-- START SUPPLIED INFORMATION --

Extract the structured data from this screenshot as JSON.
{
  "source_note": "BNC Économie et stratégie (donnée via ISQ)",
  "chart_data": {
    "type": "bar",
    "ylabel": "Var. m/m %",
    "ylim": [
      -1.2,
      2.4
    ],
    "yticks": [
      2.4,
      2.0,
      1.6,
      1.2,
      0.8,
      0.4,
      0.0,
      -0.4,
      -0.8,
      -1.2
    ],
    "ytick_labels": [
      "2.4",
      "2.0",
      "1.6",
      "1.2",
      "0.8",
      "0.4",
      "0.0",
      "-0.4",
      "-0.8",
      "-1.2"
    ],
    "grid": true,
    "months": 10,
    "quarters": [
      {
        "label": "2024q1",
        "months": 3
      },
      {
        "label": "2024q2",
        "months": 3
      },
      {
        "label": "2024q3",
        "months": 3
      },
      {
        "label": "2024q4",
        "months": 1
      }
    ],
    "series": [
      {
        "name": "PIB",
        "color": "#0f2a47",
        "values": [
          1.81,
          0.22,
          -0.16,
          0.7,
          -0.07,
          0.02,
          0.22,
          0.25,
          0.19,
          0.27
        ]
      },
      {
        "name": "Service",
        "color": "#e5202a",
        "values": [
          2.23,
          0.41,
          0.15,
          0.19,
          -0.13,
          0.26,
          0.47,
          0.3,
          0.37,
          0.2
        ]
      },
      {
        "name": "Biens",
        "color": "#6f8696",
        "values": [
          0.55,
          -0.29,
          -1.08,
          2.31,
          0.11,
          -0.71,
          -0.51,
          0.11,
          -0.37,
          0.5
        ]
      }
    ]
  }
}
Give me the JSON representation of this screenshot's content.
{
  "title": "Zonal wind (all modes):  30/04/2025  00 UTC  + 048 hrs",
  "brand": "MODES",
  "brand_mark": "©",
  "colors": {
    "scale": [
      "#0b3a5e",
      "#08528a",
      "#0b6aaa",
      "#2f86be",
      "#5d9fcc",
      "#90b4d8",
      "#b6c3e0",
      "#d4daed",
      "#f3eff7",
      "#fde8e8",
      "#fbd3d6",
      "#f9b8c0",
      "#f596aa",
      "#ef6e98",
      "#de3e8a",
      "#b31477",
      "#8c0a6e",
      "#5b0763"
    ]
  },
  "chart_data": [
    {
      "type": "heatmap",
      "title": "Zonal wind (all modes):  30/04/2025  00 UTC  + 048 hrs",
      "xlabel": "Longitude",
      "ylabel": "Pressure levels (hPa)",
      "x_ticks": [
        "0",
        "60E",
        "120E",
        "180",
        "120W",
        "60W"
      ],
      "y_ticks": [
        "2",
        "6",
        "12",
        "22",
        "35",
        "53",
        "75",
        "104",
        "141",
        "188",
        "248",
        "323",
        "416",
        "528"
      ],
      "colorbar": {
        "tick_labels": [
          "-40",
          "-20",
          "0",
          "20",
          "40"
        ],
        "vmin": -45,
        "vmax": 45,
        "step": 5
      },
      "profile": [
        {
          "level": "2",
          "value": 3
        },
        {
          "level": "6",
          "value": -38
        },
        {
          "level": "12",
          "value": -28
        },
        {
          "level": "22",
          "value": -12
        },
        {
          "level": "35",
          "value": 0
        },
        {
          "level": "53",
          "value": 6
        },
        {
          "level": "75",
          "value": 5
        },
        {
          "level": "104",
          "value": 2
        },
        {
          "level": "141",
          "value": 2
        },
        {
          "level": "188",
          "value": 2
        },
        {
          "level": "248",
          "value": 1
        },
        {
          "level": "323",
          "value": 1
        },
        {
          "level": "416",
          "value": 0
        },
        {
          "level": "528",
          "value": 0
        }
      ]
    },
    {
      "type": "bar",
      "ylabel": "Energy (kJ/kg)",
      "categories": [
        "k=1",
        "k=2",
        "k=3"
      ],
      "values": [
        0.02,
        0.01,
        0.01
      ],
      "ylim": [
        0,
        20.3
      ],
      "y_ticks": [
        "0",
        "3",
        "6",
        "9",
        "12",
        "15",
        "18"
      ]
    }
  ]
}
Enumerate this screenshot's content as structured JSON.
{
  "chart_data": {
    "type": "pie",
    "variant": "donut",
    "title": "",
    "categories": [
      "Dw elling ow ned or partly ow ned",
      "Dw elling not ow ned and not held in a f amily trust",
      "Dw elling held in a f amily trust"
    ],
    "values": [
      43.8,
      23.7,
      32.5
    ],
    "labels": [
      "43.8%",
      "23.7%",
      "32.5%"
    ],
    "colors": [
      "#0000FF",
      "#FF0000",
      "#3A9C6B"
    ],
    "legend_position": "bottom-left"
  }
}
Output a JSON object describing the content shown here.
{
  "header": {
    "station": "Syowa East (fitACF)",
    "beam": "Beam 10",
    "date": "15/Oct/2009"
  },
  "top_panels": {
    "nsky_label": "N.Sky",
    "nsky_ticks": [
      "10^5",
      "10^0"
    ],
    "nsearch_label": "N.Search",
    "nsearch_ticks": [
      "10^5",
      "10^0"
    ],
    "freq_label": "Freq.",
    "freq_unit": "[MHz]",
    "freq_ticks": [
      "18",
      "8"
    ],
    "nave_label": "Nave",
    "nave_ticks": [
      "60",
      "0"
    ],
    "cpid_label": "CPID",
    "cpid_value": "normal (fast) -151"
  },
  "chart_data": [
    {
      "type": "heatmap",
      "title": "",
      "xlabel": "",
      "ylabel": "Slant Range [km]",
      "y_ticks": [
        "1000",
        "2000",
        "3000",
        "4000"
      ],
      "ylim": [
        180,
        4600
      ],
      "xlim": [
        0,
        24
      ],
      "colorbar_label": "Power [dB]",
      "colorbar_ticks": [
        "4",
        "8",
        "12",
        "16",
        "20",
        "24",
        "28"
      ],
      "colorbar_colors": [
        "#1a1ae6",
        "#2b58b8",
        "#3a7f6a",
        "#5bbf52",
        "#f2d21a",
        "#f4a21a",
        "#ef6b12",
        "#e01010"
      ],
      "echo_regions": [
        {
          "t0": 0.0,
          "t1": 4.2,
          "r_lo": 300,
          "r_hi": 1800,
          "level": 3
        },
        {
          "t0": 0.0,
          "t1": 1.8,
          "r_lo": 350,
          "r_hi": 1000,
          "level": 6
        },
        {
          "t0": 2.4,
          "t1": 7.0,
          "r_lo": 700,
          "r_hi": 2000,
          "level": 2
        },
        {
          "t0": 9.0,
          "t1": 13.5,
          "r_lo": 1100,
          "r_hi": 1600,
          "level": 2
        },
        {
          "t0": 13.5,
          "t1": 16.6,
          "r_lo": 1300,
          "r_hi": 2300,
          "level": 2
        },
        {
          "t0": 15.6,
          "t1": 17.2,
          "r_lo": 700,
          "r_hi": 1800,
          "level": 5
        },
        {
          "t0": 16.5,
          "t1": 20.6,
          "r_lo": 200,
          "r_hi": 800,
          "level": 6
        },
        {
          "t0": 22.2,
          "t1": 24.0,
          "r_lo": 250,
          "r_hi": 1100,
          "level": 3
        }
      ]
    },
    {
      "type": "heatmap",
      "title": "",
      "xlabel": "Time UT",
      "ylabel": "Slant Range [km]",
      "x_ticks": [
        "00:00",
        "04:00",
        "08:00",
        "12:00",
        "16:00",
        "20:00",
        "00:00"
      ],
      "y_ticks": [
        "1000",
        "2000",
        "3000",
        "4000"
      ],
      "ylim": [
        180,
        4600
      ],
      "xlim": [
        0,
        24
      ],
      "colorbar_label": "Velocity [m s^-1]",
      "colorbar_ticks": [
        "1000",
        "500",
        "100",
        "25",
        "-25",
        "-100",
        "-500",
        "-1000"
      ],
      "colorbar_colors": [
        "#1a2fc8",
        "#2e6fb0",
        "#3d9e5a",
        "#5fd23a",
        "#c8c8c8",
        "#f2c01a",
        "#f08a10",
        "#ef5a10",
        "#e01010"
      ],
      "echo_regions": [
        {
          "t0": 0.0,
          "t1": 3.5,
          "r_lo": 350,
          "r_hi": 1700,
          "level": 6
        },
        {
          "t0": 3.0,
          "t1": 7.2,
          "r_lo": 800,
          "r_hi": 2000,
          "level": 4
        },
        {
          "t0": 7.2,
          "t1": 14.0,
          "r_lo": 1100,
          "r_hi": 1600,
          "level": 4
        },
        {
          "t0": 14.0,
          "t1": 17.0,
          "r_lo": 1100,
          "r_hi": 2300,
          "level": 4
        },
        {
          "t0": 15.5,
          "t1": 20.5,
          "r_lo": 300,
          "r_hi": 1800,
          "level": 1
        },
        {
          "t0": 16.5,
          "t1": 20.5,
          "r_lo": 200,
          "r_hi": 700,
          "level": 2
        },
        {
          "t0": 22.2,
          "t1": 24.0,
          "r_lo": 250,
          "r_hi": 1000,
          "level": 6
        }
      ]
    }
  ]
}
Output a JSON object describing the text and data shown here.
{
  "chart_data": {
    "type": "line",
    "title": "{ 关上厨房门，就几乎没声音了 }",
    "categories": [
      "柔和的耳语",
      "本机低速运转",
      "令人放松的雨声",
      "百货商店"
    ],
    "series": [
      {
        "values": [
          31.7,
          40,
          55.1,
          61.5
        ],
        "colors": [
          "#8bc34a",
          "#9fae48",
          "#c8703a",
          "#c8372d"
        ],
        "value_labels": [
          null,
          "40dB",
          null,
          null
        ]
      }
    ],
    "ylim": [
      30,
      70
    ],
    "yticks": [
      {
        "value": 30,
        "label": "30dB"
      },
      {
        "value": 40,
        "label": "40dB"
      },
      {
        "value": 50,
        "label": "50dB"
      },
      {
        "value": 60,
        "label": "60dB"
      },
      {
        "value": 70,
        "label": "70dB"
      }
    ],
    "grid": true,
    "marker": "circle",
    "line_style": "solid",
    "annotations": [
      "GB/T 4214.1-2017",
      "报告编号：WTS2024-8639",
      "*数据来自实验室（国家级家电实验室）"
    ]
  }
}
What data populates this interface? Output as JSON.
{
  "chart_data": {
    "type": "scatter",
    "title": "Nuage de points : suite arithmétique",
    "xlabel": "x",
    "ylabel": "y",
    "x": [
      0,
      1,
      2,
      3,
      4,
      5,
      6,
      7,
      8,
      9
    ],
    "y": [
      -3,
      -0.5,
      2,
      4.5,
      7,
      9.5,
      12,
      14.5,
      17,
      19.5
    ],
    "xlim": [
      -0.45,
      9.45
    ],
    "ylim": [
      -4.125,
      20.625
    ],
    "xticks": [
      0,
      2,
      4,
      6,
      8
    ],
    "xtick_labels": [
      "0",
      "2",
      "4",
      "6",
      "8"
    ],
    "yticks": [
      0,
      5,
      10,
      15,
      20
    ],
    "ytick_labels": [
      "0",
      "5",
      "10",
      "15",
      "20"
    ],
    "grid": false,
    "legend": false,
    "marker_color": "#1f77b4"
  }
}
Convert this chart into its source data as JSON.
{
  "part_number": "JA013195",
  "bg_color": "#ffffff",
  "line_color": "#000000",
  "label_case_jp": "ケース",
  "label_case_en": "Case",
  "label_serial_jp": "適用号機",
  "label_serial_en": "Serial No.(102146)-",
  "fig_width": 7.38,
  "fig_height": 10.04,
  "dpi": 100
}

-- END SUPPLIED INFORMATION --

Identify the lines in the entries above that contain "trust", then copy them out.

      "Dw elling not ow ned and not held in a f amily trust",
      "Dw elling held in a f amily trust"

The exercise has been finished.